**Seitenauszug**
_____

Bild: Hart, aber herzlich. Eine gereifte Beziehung braucht auch den einen oder …
Kürzlich war es mal wieder so weit. Endlich! Die Einssechzigblondine und
ich hatten Streit. Wenn auch leider nur kurz. Wir waren mit Freunden bei
einem Basketballspiel, und ich bestand darauf, statt neben ihr neben ihrem
Vater zu sitzen. Für eine Spielregel-Legasthenikerin wie mich ist es
unabdingbar, neben einem Experten zu sitzen, der nicht nur alles über
Basketball weiß, sondern auch bereit ist, dieses Wissen zu vermitteln.
Hätte ich statt seiner meine Tochter gebeten, mir zu erklären, warum dieser
Korb jetzt einen, jener jedoch drei Punkte einträgt, hätte sie sich
spätestens nach der vierten Frage jede weitere Ansprache verbeten.
Mein Begehr, also unsere Plätze zu tauschen, empfand die
Einssechzigblondine offensichtlich als Zumutung – anders war ihr
supergenervter Gesichtsausdruck kaum zu interpretieren. Sie zog die
Augenbrauen hoch und schürzte ihre kirschroten Lippen: Was ich mir
einbilde, blaffte sie mich an. Bloß weil ich schon voll alt sei, hätte ich
noch längst keine Sonderrechte, was die Sitzordnung anbelangt.
Ich zwang sie mit meinem Todesblick, auf der Stelle den Platz mit mir zu
tauschen. Hernach kniff ich sie ganz aufgeregt in die Seite. „Hach, das
fehlt mir richtig, dass du mich hin und wieder ein bisschen anmaulst.“
Statt zu antworten, legte sie lächelnd den Kopf auf meine Schulter.
Ja, so kann es kommen, wenn Mutter und Tochter zwei Jahrzehnte lang ein
eingespieltes Team waren, was Streit und Zank anbelangt. Und wenn sie
plötzlich auf Entzug sind. Schließlich sind nur sehr wenige Menschen
bereit, sich, zack!, mal ein bisschen rundmachen zu lassen.

_____

**Bereitgestelltes Material**
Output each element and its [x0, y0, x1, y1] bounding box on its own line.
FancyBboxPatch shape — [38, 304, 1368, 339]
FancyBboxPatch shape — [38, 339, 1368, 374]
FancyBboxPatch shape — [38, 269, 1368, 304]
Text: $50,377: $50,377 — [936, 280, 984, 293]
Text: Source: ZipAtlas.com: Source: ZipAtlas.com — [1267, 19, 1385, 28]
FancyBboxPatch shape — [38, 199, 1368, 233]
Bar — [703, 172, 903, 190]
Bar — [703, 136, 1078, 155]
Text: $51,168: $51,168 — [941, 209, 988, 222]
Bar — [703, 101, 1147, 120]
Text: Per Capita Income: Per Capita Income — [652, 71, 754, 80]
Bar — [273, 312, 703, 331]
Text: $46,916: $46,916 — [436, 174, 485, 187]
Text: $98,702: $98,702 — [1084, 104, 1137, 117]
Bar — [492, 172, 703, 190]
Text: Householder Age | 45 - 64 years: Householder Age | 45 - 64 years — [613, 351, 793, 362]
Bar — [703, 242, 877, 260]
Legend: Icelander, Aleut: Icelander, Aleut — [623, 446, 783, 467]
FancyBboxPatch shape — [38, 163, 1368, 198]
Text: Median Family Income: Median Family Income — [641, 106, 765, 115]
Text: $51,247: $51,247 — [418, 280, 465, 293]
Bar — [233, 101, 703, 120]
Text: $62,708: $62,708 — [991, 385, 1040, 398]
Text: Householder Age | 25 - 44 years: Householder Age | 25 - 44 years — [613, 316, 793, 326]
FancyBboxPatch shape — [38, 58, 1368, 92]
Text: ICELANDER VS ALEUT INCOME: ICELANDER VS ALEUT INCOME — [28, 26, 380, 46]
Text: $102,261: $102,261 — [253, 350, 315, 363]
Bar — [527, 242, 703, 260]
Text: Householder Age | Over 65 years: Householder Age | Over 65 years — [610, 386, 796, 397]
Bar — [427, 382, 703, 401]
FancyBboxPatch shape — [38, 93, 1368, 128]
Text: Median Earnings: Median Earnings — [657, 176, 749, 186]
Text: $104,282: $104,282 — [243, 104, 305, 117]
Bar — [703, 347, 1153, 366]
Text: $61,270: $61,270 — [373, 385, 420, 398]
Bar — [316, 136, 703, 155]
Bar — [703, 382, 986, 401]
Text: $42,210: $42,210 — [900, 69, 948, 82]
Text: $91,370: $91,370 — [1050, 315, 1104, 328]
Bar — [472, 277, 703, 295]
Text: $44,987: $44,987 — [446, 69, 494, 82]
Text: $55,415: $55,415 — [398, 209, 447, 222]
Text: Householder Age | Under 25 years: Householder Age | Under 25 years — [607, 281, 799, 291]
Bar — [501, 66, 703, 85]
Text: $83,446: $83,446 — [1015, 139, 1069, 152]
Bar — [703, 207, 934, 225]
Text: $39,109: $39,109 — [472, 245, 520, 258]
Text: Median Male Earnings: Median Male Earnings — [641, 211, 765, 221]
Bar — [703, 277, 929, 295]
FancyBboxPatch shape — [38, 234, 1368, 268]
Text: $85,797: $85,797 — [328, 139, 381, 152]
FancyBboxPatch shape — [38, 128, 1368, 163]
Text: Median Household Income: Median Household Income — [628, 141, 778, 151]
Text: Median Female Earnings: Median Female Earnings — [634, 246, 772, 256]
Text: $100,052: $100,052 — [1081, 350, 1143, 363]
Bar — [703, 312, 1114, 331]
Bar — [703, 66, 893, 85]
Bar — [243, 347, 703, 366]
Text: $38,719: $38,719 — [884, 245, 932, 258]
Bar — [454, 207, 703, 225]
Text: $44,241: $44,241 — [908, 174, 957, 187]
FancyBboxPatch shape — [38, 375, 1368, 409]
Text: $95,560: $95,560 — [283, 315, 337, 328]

_____

**Zu erledigende Aufgabe**
Geben Sie aus dem Seitenauszug den Abschnitt wieder, der mit den Worten „Bild: Hart, aber“ beginnt und mit „Wissen zu vermitteln.“ schließt, und benennen Sie darin „Basketballspiel“ in „Handballspiel“ um. Die Einträge sind als eigenständiges Material zu betrachten.

**Vollständige Antwort**
Bild: Hart, aber herzlich. Eine gereifte Beziehung braucht auch den einen oder …
Kürzlich war es mal wieder so weit. Endlich! Die Einssechzigblondine und
ich hatten Streit. Wenn auch leider nur kurz. Wir waren mit Freunden bei
einem Handballspiel, und ich bestand darauf, statt neben ihr neben ihrem
Vater zu sitzen. Für eine Spielregel-Legasthenikerin wie mich ist es
unabdingbar, neben einem Experten zu sitzen, der nicht nur alles über
Basketball weiß, sondern auch bereit ist, dieses Wissen zu vermitteln.